● Your instructions: Restate, word for word, all of the material shown below.

##### Records for this task

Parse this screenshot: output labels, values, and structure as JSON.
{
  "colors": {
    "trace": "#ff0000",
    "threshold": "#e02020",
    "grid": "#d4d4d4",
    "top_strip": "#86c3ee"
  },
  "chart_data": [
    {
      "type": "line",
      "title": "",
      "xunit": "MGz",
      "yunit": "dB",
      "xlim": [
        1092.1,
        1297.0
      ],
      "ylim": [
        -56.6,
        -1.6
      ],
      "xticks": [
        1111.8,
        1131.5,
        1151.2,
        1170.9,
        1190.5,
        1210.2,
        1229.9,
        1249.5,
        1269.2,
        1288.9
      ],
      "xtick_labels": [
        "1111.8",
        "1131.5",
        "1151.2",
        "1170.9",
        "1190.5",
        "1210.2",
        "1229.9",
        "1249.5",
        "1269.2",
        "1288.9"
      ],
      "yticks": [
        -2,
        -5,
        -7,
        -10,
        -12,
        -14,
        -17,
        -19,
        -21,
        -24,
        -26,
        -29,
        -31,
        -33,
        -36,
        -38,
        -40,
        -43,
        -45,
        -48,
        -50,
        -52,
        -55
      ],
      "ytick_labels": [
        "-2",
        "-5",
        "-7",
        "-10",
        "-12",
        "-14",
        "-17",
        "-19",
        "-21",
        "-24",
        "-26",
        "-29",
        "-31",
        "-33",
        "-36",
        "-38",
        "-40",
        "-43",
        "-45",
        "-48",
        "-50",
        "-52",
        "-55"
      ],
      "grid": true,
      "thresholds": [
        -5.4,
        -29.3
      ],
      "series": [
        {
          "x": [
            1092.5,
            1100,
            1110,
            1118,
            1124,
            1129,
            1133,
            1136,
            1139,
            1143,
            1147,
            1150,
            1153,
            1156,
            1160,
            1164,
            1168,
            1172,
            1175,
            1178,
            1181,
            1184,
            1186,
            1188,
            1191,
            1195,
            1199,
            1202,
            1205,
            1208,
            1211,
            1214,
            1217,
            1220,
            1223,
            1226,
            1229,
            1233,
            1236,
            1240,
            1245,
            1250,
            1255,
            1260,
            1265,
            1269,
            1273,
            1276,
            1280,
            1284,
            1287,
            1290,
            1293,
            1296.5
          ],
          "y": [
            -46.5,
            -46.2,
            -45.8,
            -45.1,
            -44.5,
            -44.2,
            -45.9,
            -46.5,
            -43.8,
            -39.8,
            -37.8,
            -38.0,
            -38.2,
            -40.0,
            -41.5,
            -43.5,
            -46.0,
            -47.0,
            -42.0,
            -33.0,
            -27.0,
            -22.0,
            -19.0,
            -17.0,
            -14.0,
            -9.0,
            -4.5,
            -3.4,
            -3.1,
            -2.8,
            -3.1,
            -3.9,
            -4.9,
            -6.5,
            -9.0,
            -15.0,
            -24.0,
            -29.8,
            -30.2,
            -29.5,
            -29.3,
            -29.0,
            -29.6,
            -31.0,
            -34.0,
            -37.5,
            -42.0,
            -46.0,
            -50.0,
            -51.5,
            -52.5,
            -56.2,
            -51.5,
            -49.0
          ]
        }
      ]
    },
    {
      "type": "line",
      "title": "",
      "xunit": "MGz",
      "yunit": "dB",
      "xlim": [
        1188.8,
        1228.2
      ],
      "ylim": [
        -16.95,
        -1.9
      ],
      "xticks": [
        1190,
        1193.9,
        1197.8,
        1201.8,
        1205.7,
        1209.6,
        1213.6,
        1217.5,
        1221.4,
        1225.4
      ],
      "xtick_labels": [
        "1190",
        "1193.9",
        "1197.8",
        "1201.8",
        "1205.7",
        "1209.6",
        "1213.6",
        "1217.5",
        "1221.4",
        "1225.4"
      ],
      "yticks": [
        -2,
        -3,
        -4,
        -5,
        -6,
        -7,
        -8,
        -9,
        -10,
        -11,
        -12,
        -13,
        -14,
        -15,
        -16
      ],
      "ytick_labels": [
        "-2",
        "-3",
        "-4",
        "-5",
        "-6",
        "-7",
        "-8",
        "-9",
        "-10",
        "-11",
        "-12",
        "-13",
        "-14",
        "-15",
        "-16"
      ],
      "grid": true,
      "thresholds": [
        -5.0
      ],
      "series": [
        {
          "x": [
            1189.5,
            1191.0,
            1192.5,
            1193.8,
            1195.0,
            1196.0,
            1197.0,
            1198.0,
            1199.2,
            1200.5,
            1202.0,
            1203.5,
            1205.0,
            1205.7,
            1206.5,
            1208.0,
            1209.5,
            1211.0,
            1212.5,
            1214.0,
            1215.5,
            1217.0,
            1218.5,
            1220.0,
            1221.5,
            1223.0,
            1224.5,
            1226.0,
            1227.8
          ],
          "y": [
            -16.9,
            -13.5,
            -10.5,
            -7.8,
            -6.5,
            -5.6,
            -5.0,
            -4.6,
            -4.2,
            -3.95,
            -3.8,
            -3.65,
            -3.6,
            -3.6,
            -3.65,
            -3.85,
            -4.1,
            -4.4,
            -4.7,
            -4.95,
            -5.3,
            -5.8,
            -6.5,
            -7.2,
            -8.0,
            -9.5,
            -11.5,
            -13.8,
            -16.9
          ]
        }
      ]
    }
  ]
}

##########

● Expected output:
Parse this screenshot: output labels, values, and structure as JSON.
{
  "colors": {
    "trace": "#ff0000",
    "threshold": "#e02020",
    "grid": "#d4d4d4",
    "top_strip": "#86c3ee"
  },
  "chart_data": [
    {
      "type": "line",
      "title": "",
      "xunit": "MGz",
      "yunit": "dB",
      "xlim": [
        1092.1,
        1297.0
      ],
      "ylim": [
        -56.6,
        -1.6
      ],
      "xticks": [
        1111.8,
        1131.5,
        1151.2,
        1170.9,
        1190.5,
        1210.2,
        1229.9,
        1249.5,
        1269.2,
        1288.9
      ],
      "xtick_labels": [
        "1111.8",
        "1131.5",
        "1151.2",
        "1170.9",
        "1190.5",
        "1210.2",
        "1229.9",
        "1249.5",
        "1269.2",
        "1288.9"
      ],
      "yticks": [
        -2,
        -5,
        -7,
        -10,
        -12,
        -14,
        -17,
        -19,
        -21,
        -24,
        -26,
        -29,
        -31,
        -33,
        -36,
        -38,
        -40,
        -43,
        -45,
        -48,
        -50,
        -52,
        -55
      ],
      "ytick_labels": [
        "-2",
        "-5",
        "-7",
        "-10",
        "-12",
        "-14",
        "-17",
        "-19",
        "-21",
        "-24",
        "-26",
        "-29",
        "-31",
        "-33",
        "-36",
        "-38",
        "-40",
        "-43",
        "-45",
        "-48",
        "-50",
        "-52",
        "-55"
      ],
      "grid": true,
      "thresholds": [
        -5.4,
        -29.3
      ],
      "series": [
        {
          "x": [
            1092.5,
            1100,
            1110,
            1118,
            1124,
            1129,
            1133,
            1136,
            1139,
            1143,
            1147,
            1150,
            1153,
            1156,
            1160,
            1164,
            1168,
            1172,
            1175,
            1178,
            1181,
            1184,
            1186,
            1188,
            1191,
            1195,
            1199,
            1202,
            1205,
            1208,
            1211,
            1214,
            1217,
            1220,
            1223,
            1226,
            1229,
            1233,
            1236,
            1240,
            1245,
            1250,
            1255,
            1260,
            1265,
            1269,
            1273,
            1276,
            1280,
            1284,
            1287,
            1290,
            1293,
            1296.5
          ],
          "y": [
            -46.5,
            -46.2,
            -45.8,
            -45.1,
            -44.5,
            -44.2,
            -45.9,
            -46.5,
            -43.8,
            -39.8,
            -37.8,
            -38.0,
            -38.2,
            -40.0,
            -41.5,
            -43.5,
            -46.0,
            -47.0,
            -42.0,
            -33.0,
            -27.0,
            -22.0,
            -19.0,
            -17.0,
            -14.0,
            -9.0,
            -4.5,
            -3.4,
            -3.1,
            -2.8,
            -3.1,
            -3.9,
            -4.9,
            -6.5,
            -9.0,
            -15.0,
            -24.0,
            -29.8,
            -30.2,
            -29.5,
            -29.3,
            -29.0,
            -29.6,
            -31.0,
            -34.0,
            -37.5,
            -42.0,
            -46.0,
            -50.0,
            -51.5,
            -52.5,
            -56.2,
            -51.5,
            -49.0
          ]
        }
      ]
    },
    {
      "type": "line",
      "title": "",
      "xunit": "MGz",
      "yunit": "dB",
      "xlim": [
        1188.8,
        1228.2
      ],
      "ylim": [
        -16.95,
        -1.9
      ],
      "xticks": [
        1190,
        1193.9,
        1197.8,
        1201.8,
        1205.7,
        1209.6,
        1213.6,
        1217.5,
        1221.4,
        1225.4
      ],
      "xtick_labels": [
        "1190",
        "1193.9",
        "1197.8",
        "1201.8",
        "1205.7",
        "1209.6",
        "1213.6",
        "1217.5",
        "1221.4",
        "1225.4"
      ],
      "yticks": [
        -2,
        -3,
        -4,
        -5,
        -6,
        -7,
        -8,
        -9,
        -10,
        -11,
        -12,
        -13,
        -14,
        -15,
        -16
      ],
      "ytick_labels": [
        "-2",
        "-3",
        "-4",
        "-5",
        "-6",
        "-7",
        "-8",
        "-9",
        "-10",
        "-11",
        "-12",
        "-13",
        "-14",
        "-15",
        "-16"
      ],
      "grid": true,
      "thresholds": [
        -5.0
      ],
      "series": [
        {
          "x": [
            1189.5,
            1191.0,
            1192.5,
            1193.8,
            1195.0,
            1196.0,
            1197.0,
            1198.0,
            1199.2,
            1200.5,
            1202.0,
            1203.5,
            1205.0,
            1205.7,
            1206.5,
            1208.0,
            1209.5,
            1211.0,
            1212.5,
            1214.0,
            1215.5,
            1217.0,
            1218.5,
            1220.0,
            1221.5,
            1223.0,
            1224.5,
            1226.0,
            1227.8
          ],
          "y": [
            -16.9,
            -13.5,
            -10.5,
            -7.8,
            -6.5,
            -5.6,
            -5.0,
            -4.6,
            -4.2,
            -3.95,
            -3.8,
            -3.65,
            -3.6,
            -3.6,
            -3.65,
            -3.85,
            -4.1,
            -4.4,
            -4.7,
            -4.95,
            -5.3,
            -5.8,
            -6.5,
            -7.2,
            -8.0,
            -9.5,
            -11.5,
            -13.8,
            -16.9
          ]
        }
      ]
    }
  ]
}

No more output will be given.